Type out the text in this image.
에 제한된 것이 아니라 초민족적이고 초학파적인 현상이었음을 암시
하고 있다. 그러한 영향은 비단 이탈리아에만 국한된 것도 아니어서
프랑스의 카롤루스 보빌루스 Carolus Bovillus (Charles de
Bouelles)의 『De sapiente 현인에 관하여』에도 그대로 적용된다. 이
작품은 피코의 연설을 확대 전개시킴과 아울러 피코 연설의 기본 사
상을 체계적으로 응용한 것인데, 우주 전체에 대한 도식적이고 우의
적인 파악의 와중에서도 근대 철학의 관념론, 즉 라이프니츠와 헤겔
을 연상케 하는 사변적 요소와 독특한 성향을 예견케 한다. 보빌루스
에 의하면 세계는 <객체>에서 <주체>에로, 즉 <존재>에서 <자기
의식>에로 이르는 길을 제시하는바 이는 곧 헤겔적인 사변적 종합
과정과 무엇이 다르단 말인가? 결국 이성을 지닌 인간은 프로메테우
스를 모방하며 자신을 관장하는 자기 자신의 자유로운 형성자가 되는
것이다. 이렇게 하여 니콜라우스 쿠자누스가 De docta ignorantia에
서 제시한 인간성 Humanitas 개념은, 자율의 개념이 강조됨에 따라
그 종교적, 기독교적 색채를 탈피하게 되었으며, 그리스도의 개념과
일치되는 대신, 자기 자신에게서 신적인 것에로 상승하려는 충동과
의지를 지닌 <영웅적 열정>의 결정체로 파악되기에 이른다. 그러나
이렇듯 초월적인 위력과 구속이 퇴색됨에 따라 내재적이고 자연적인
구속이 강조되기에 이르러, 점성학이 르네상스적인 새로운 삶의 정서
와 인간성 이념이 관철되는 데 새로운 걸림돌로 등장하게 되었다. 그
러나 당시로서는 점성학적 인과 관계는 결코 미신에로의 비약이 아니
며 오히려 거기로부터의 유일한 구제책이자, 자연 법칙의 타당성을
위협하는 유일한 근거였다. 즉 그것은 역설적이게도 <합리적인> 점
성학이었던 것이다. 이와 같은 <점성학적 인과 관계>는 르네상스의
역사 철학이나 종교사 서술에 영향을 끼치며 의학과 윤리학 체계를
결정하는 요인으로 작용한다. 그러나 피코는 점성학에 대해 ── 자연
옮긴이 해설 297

· · · · ·

Your task: Reproduce the data in its entirety, matching each character.

Solution:
Type out the text in this image.
에 제한된 것이 아니라 초민족적이고 초학파적인 현상이었음을 암시
하고 있다. 그러한 영향은 비단 이탈리아에만 국한된 것도 아니어서
프랑스의 카롤루스 보빌루스 Carolus Bovillus (Charles de
Bouelles)의 『De sapiente 현인에 관하여』에도 그대로 적용된다. 이
작품은 피코의 연설을 확대 전개시킴과 아울러 피코 연설의 기본 사
상을 체계적으로 응용한 것인데, 우주 전체에 대한 도식적이고 우의
적인 파악의 와중에서도 근대 철학의 관념론, 즉 라이프니츠와 헤겔
을 연상케 하는 사변적 요소와 독특한 성향을 예견케 한다. 보빌루스
에 의하면 세계는 <객체>에서 <주체>에로, 즉 <존재>에서 <자기
의식>에로 이르는 길을 제시하는바 이는 곧 헤겔적인 사변적 종합
과정과 무엇이 다르단 말인가? 결국 이성을 지닌 인간은 프로메테우
스를 모방하며 자신을 관장하는 자기 자신의 자유로운 형성자가 되는
것이다. 이렇게 하여 니콜라우스 쿠자누스가 De docta ignorantia에
서 제시한 인간성 Humanitas 개념은, 자율의 개념이 강조됨에 따라
그 종교적, 기독교적 색채를 탈피하게 되었으며, 그리스도의 개념과
일치되는 대신, 자기 자신에게서 신적인 것에로 상승하려는 충동과
의지를 지닌 <영웅적 열정>의 결정체로 파악되기에 이른다. 그러나
이렇듯 초월적인 위력과 구속이 퇴색됨에 따라 내재적이고 자연적인
구속이 강조되기에 이르러, 점성학이 르네상스적인 새로운 삶의 정서
와 인간성 이념이 관철되는 데 새로운 걸림돌로 등장하게 되었다. 그
러나 당시로서는 점성학적 인과 관계는 결코 미신에로의 비약이 아니
며 오히려 거기로부터의 유일한 구제책이자, 자연 법칙의 타당성을
위협하는 유일한 근거였다. 즉 그것은 역설적이게도 <합리적인> 점
성학이었던 것이다. 이와 같은 <점성학적 인과 관계>는 르네상스의
역사 철학이나 종교사 서술에 영향을 끼치며 의학과 윤리학 체계를
결정하는 요인으로 작용한다. 그러나 피코는 점성학에 대해 ── 자연
옮긴이 해설 297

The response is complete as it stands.